>>>>>

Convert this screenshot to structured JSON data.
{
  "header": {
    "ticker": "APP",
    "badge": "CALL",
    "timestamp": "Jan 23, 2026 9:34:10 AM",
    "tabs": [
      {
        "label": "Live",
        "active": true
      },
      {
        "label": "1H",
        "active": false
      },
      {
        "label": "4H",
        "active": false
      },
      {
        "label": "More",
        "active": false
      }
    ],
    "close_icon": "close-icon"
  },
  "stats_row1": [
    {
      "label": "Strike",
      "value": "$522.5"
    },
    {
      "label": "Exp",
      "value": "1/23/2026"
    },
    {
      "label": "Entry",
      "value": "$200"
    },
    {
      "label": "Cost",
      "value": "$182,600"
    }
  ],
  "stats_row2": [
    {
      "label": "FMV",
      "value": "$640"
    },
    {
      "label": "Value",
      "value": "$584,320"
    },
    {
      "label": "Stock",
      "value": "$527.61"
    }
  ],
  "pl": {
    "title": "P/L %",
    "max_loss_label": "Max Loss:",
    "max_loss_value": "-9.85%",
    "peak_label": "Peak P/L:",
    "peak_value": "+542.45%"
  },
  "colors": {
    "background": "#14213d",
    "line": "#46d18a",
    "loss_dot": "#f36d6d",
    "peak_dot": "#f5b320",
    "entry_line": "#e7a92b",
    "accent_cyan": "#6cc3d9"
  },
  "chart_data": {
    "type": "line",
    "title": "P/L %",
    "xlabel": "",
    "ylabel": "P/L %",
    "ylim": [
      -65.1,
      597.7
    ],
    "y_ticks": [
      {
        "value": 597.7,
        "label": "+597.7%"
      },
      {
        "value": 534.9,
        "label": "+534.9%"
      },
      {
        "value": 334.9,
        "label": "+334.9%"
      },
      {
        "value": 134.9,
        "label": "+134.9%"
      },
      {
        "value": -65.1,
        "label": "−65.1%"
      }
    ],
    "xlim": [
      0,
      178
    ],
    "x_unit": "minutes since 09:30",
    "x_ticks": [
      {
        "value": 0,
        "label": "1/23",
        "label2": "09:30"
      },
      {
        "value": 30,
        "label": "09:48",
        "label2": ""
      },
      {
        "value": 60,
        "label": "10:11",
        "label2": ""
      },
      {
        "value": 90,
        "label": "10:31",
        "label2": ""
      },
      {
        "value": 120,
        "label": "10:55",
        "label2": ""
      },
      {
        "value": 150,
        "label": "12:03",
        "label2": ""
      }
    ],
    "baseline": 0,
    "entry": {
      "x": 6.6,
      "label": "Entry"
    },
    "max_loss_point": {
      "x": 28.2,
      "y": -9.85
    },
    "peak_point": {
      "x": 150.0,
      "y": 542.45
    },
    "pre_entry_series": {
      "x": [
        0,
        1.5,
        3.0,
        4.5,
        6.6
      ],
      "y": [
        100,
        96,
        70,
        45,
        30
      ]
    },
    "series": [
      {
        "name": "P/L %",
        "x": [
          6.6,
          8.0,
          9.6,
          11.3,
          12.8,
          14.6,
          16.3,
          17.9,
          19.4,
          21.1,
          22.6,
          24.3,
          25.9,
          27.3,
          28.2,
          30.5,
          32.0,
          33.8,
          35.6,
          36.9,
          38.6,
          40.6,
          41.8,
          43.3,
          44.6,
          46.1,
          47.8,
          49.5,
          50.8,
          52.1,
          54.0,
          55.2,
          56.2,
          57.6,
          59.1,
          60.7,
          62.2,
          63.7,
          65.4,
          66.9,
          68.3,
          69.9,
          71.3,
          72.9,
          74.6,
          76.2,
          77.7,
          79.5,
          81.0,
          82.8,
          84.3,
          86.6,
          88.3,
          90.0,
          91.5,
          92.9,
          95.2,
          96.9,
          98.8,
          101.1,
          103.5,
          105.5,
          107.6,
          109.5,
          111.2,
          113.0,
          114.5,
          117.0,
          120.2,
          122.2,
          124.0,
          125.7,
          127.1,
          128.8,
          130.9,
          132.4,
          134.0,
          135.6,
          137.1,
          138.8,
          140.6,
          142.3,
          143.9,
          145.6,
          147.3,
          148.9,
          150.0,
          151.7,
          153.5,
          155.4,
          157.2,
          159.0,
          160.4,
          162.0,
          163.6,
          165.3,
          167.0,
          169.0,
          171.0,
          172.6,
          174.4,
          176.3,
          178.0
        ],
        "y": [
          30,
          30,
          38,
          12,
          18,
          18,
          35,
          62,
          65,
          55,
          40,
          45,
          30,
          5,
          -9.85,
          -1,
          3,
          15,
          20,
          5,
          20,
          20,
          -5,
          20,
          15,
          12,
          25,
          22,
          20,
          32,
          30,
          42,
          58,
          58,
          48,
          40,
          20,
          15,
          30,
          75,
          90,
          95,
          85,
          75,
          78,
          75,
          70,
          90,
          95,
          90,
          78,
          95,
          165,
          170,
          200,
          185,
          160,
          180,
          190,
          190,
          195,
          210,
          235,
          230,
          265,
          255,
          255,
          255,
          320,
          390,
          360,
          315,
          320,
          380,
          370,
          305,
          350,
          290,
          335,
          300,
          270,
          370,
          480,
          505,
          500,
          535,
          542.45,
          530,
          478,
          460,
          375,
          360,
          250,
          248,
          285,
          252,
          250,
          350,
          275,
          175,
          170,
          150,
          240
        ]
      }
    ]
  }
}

<<<<<

# Job
Take the lines above and retype all of them exactly.

# Correct output
Convert this screenshot to structured JSON data.
{
  "header": {
    "ticker": "APP",
    "badge": "CALL",
    "timestamp": "Jan 23, 2026 9:34:10 AM",
    "tabs": [
      {
        "label": "Live",
        "active": true
      },
      {
        "label": "1H",
        "active": false
      },
      {
        "label": "4H",
        "active": false
      },
      {
        "label": "More",
        "active": false
      }
    ],
    "close_icon": "close-icon"
  },
  "stats_row1": [
    {
      "label": "Strike",
      "value": "$522.5"
    },
    {
      "label": "Exp",
      "value": "1/23/2026"
    },
    {
      "label": "Entry",
      "value": "$200"
    },
    {
      "label": "Cost",
      "value": "$182,600"
    }
  ],
  "stats_row2": [
    {
      "label": "FMV",
      "value": "$640"
    },
    {
      "label": "Value",
      "value": "$584,320"
    },
    {
      "label": "Stock",
      "value": "$527.61"
    }
  ],
  "pl": {
    "title": "P/L %",
    "max_loss_label": "Max Loss:",
    "max_loss_value": "-9.85%",
    "peak_label": "Peak P/L:",
    "peak_value": "+542.45%"
  },
  "colors": {
    "background": "#14213d",
    "line": "#46d18a",
    "loss_dot": "#f36d6d",
    "peak_dot": "#f5b320",
    "entry_line": "#e7a92b",
    "accent_cyan": "#6cc3d9"
  },
  "chart_data": {
    "type": "line",
    "title": "P/L %",
    "xlabel": "",
    "ylabel": "P/L %",
    "ylim": [
      -65.1,
      597.7
    ],
    "y_ticks": [
      {
        "value": 597.7,
        "label": "+597.7%"
      },
      {
        "value": 534.9,
        "label": "+534.9%"
      },
      {
        "value": 334.9,
        "label": "+334.9%"
      },
      {
        "value": 134.9,
        "label": "+134.9%"
      },
      {
        "value": -65.1,
        "label": "−65.1%"
      }
    ],
    "xlim": [
      0,
      178
    ],
    "x_unit": "minutes since 09:30",
    "x_ticks": [
      {
        "value": 0,
        "label": "1/23",
        "label2": "09:30"
      },
      {
        "value": 30,
        "label": "09:48",
        "label2": ""
      },
      {
        "value": 60,
        "label": "10:11",
        "label2": ""
      },
      {
        "value": 90,
        "label": "10:31",
        "label2": ""
      },
      {
        "value": 120,
        "label": "10:55",
        "label2": ""
      },
      {
        "value": 150,
        "label": "12:03",
        "label2": ""
      }
    ],
    "baseline": 0,
    "entry": {
      "x": 6.6,
      "label": "Entry"
    },
    "max_loss_point": {
      "x": 28.2,
      "y": -9.85
    },
    "peak_point": {
      "x": 150.0,
      "y": 542.45
    },
    "pre_entry_series": {
      "x": [
        0,
        1.5,
        3.0,
        4.5,
        6.6
      ],
      "y": [
        100,
        96,
        70,
        45,
        30
      ]
    },
    "series": [
      {
        "name": "P/L %",
        "x": [
          6.6,
          8.0,
          9.6,
          11.3,
          12.8,
          14.6,
          16.3,
          17.9,
          19.4,
          21.1,
          22.6,
          24.3,
          25.9,
          27.3,
          28.2,
          30.5,
          32.0,
          33.8,
          35.6,
          36.9,
          38.6,
          40.6,
          41.8,
          43.3,
          44.6,
          46.1,
          47.8,
          49.5,
          50.8,
          52.1,
          54.0,
          55.2,
          56.2,
          57.6,
          59.1,
          60.7,
          62.2,
          63.7,
          65.4,
          66.9,
          68.3,
          69.9,
          71.3,
          72.9,
          74.6,
          76.2,
          77.7,
          79.5,
          81.0,
          82.8,
          84.3,
          86.6,
          88.3,
          90.0,
          91.5,
          92.9,
          95.2,
          96.9,
          98.8,
          101.1,
          103.5,
          105.5,
          107.6,
          109.5,
          111.2,
          113.0,
          114.5,
          117.0,
          120.2,
          122.2,
          124.0,
          125.7,
          127.1,
          128.8,
          130.9,
          132.4,
          134.0,
          135.6,
          137.1,
          138.8,
          140.6,
          142.3,
          143.9,
          145.6,
          147.3,
          148.9,
          150.0,
          151.7,
          153.5,
          155.4,
          157.2,
          159.0,
          160.4,
          162.0,
          163.6,
          165.3,
          167.0,
          169.0,
          171.0,
          172.6,
          174.4,
          176.3,
          178.0
        ],
        "y": [
          30,
          30,
          38,
          12,
          18,
          18,
          35,
          62,
          65,
          55,
          40,
          45,
          30,
          5,
          -9.85,
          -1,
          3,
          15,
          20,
          5,
          20,
          20,
          -5,
          20,
          15,
          12,
          25,
          22,
          20,
          32,
          30,
          42,
          58,
          58,
          48,
          40,
          20,
          15,
          30,
          75,
          90,
          95,
          85,
          75,
          78,
          75,
          70,
          90,
          95,
          90,
          78,
          95,
          165,
          170,
          200,
          185,
          160,
          180,
          190,
          190,
          195,
          210,
          235,
          230,
          265,
          255,
          255,
          255,
          320,
          390,
          360,
          315,
          320,
          380,
          370,
          305,
          350,
          290,
          335,
          300,
          270,
          370,
          480,
          505,
          500,
          535,
          542.45,
          530,
          478,
          460,
          375,
          360,
          250,
          248,
          285,
          252,
          250,
          350,
          275,
          175,
          170,
          150,
          240
        ]
      }
    ]
  }
}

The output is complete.